Go through the records and show each line where the word "Displays" occurs.

--------------------

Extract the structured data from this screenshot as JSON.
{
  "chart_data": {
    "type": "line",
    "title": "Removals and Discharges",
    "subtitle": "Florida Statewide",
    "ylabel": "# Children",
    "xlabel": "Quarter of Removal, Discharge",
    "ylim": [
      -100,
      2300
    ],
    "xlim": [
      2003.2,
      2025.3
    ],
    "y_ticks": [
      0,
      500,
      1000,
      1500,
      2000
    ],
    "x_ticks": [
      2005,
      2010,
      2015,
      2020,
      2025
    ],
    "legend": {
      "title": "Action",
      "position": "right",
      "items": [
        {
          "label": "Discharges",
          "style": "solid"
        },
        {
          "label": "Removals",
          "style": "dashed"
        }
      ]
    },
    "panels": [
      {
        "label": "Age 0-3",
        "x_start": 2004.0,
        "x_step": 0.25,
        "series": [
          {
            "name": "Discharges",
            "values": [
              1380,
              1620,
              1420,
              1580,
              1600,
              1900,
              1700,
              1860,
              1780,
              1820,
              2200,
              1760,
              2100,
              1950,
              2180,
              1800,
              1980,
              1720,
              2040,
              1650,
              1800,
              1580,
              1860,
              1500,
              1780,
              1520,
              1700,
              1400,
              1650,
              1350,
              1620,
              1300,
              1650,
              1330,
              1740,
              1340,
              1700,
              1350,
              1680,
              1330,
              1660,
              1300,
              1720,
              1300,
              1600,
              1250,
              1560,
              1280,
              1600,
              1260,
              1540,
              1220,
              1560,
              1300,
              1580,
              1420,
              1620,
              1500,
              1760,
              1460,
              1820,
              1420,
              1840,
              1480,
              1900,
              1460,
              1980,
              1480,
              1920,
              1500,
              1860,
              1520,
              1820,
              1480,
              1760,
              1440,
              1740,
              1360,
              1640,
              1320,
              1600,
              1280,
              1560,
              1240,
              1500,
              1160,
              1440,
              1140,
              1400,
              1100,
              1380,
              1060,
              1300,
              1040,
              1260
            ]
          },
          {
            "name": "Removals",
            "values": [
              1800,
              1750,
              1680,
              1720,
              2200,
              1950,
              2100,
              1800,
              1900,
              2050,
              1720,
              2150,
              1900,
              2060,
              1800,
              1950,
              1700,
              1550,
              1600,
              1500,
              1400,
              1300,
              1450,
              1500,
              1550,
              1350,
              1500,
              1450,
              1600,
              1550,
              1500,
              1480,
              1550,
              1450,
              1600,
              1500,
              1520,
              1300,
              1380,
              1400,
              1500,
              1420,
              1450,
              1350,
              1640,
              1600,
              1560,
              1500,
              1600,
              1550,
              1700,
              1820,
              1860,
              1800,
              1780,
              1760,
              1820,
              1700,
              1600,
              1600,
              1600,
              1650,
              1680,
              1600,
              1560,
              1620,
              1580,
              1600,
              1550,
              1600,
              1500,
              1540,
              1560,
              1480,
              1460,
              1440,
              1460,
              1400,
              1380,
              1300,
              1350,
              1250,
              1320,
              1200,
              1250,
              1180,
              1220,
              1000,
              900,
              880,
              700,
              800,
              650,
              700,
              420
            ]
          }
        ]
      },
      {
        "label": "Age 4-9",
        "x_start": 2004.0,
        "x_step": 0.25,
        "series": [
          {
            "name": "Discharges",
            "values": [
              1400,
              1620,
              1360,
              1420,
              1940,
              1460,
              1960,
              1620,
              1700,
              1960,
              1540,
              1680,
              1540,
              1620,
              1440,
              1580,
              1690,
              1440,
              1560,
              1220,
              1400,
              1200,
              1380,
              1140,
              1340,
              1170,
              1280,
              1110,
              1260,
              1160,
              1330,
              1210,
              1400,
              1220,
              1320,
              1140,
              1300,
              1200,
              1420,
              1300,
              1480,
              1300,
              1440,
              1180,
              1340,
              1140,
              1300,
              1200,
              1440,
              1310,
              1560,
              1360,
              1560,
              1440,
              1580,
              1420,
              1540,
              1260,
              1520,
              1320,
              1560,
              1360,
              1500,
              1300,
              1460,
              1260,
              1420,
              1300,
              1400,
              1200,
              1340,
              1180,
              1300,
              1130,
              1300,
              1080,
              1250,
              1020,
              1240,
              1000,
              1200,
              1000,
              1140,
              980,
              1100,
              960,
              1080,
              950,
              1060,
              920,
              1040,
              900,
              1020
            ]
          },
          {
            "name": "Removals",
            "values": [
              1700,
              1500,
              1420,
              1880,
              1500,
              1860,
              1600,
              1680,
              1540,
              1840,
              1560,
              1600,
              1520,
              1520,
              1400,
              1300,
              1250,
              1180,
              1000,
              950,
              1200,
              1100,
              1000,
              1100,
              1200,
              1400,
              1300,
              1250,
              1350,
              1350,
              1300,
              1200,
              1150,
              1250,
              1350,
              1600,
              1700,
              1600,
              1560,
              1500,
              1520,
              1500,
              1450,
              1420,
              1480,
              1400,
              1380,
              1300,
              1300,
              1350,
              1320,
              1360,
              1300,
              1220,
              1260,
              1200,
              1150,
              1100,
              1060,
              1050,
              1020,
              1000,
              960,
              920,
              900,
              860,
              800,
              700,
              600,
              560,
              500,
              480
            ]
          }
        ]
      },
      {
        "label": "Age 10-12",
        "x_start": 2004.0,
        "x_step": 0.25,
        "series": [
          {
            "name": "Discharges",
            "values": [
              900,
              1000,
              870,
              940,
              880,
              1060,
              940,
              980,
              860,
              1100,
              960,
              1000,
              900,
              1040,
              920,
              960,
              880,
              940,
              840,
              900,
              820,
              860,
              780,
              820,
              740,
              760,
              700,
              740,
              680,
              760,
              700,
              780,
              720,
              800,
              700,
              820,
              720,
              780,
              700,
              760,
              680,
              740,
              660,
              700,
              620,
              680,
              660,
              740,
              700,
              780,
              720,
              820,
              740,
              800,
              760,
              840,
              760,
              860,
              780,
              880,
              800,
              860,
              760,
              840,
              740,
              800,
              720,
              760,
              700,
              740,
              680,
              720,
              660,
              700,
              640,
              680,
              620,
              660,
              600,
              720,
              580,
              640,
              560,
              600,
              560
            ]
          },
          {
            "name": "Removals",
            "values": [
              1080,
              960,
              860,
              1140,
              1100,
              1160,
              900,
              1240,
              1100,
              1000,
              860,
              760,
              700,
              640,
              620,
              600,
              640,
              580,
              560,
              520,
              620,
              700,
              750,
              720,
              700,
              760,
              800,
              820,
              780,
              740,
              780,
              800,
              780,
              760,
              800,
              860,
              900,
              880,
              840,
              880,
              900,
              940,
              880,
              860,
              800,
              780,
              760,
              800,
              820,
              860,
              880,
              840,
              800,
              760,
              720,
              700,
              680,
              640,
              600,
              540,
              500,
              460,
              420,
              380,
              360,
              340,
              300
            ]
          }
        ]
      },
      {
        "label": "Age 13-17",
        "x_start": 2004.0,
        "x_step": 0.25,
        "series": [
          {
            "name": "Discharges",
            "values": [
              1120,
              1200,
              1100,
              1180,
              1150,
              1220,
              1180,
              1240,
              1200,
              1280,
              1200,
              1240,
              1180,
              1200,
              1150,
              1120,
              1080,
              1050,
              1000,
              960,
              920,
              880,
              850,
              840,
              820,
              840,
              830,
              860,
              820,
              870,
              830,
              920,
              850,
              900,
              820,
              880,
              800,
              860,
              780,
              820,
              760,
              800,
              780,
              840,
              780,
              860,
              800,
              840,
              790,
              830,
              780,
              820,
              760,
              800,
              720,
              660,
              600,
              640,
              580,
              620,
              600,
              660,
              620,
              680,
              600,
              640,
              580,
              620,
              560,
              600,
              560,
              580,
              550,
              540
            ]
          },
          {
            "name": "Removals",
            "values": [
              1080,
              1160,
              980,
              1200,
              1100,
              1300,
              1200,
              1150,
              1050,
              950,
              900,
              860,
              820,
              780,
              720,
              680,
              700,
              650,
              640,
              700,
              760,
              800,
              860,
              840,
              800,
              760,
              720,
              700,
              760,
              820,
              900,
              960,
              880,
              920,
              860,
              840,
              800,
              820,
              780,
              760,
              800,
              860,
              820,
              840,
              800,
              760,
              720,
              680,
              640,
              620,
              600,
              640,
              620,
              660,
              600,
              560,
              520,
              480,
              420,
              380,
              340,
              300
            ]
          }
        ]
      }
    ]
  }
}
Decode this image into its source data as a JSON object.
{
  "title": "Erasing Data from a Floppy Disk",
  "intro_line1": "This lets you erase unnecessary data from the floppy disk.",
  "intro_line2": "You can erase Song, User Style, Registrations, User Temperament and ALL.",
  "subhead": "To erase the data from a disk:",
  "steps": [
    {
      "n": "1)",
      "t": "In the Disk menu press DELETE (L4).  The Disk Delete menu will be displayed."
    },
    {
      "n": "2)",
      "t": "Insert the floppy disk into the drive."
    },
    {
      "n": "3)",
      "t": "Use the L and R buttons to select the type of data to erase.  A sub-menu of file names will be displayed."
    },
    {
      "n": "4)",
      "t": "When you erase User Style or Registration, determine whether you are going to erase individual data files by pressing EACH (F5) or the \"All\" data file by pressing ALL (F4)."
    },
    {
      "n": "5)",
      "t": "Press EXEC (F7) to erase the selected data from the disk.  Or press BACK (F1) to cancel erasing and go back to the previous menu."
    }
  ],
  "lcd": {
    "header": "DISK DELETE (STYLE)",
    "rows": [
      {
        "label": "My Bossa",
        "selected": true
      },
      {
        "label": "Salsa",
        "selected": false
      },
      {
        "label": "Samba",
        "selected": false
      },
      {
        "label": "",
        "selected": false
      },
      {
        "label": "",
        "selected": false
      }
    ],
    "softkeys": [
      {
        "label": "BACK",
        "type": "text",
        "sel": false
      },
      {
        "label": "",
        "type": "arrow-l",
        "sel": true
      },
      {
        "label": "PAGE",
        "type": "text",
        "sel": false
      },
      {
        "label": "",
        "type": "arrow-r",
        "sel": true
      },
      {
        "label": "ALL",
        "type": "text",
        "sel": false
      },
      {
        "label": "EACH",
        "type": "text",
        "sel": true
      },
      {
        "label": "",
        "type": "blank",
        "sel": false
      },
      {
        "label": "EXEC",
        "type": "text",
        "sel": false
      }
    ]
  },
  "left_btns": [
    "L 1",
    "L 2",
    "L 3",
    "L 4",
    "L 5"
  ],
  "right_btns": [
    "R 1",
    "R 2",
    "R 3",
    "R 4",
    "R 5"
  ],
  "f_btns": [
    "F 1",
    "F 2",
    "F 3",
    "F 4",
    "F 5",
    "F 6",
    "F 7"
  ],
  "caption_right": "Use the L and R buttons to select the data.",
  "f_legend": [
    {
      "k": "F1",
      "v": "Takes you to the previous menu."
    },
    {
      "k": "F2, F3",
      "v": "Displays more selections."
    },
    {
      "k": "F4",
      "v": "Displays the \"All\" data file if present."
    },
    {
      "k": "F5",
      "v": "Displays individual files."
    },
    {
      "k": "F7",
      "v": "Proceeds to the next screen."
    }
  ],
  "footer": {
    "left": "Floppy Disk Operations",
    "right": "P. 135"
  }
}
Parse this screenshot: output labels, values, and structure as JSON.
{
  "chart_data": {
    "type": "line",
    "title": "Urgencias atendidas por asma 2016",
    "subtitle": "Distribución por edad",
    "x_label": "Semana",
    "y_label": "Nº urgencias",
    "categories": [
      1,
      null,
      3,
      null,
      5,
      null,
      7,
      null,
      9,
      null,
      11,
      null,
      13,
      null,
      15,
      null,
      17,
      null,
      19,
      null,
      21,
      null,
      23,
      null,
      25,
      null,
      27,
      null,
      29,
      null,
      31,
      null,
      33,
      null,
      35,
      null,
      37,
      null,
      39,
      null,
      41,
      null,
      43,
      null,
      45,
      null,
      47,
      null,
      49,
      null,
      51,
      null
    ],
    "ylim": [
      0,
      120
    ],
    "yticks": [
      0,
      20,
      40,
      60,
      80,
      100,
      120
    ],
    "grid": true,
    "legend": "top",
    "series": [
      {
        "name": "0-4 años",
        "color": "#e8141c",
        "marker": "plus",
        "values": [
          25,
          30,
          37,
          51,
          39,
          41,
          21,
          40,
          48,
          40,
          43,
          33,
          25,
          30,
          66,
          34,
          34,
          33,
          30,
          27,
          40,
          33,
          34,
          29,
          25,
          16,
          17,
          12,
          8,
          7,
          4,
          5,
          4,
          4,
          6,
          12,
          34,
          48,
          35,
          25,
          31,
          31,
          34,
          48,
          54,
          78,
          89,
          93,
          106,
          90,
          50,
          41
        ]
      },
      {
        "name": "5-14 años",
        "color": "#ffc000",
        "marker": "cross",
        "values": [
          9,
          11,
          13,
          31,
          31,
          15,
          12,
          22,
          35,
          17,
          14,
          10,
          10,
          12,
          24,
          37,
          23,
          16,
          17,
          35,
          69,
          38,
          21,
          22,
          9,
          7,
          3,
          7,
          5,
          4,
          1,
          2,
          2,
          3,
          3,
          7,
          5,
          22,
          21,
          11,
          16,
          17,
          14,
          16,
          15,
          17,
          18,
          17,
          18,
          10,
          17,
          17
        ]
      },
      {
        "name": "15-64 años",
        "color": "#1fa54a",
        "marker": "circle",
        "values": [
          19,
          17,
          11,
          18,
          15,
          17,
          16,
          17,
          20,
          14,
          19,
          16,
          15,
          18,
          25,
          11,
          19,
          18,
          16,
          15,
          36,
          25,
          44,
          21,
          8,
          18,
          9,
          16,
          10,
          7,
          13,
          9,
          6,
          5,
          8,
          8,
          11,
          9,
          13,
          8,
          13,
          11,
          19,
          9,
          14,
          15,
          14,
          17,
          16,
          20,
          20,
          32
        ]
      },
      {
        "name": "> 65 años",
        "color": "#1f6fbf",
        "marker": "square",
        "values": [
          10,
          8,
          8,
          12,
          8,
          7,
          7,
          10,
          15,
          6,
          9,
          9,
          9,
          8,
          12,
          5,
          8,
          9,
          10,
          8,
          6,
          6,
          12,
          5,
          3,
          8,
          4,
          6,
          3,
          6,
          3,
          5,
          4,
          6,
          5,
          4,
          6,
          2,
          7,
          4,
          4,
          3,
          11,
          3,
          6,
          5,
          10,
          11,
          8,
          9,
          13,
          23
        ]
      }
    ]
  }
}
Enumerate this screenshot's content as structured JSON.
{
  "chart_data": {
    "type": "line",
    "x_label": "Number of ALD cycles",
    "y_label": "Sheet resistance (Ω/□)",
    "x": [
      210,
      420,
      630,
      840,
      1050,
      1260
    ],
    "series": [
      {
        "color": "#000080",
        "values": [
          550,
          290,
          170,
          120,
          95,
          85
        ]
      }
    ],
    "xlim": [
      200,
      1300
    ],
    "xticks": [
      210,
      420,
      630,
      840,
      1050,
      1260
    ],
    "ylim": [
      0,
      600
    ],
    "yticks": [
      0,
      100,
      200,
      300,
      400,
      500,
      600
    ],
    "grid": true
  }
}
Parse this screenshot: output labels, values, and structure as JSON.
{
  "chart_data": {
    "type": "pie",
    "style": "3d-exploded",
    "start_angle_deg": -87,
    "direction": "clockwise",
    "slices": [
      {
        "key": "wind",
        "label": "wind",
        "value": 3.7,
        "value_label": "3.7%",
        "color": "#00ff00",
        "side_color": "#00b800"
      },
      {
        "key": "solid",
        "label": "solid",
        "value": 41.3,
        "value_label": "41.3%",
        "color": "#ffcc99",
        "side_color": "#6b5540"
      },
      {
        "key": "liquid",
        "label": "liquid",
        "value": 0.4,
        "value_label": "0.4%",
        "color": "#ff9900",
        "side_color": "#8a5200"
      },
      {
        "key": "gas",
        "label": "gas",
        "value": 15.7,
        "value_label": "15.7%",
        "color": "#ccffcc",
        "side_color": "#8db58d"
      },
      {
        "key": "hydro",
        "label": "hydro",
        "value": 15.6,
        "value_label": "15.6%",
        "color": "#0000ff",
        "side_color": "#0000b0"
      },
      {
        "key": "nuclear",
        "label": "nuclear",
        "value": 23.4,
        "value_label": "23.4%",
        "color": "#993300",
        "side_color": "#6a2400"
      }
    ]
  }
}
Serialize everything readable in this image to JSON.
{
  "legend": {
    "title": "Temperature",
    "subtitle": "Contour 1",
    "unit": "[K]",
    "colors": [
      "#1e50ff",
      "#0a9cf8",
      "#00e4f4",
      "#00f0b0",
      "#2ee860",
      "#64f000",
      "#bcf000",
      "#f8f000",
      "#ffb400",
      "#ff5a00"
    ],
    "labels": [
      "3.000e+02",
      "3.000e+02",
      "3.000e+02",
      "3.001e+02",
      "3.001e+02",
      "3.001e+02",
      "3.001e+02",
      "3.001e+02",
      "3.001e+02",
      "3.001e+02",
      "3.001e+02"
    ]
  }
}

--------------------

Output of the task:
      "v": "Displays more selections."
      "v": "Displays the \"All\" data file if present."
      "v": "Displays individual files."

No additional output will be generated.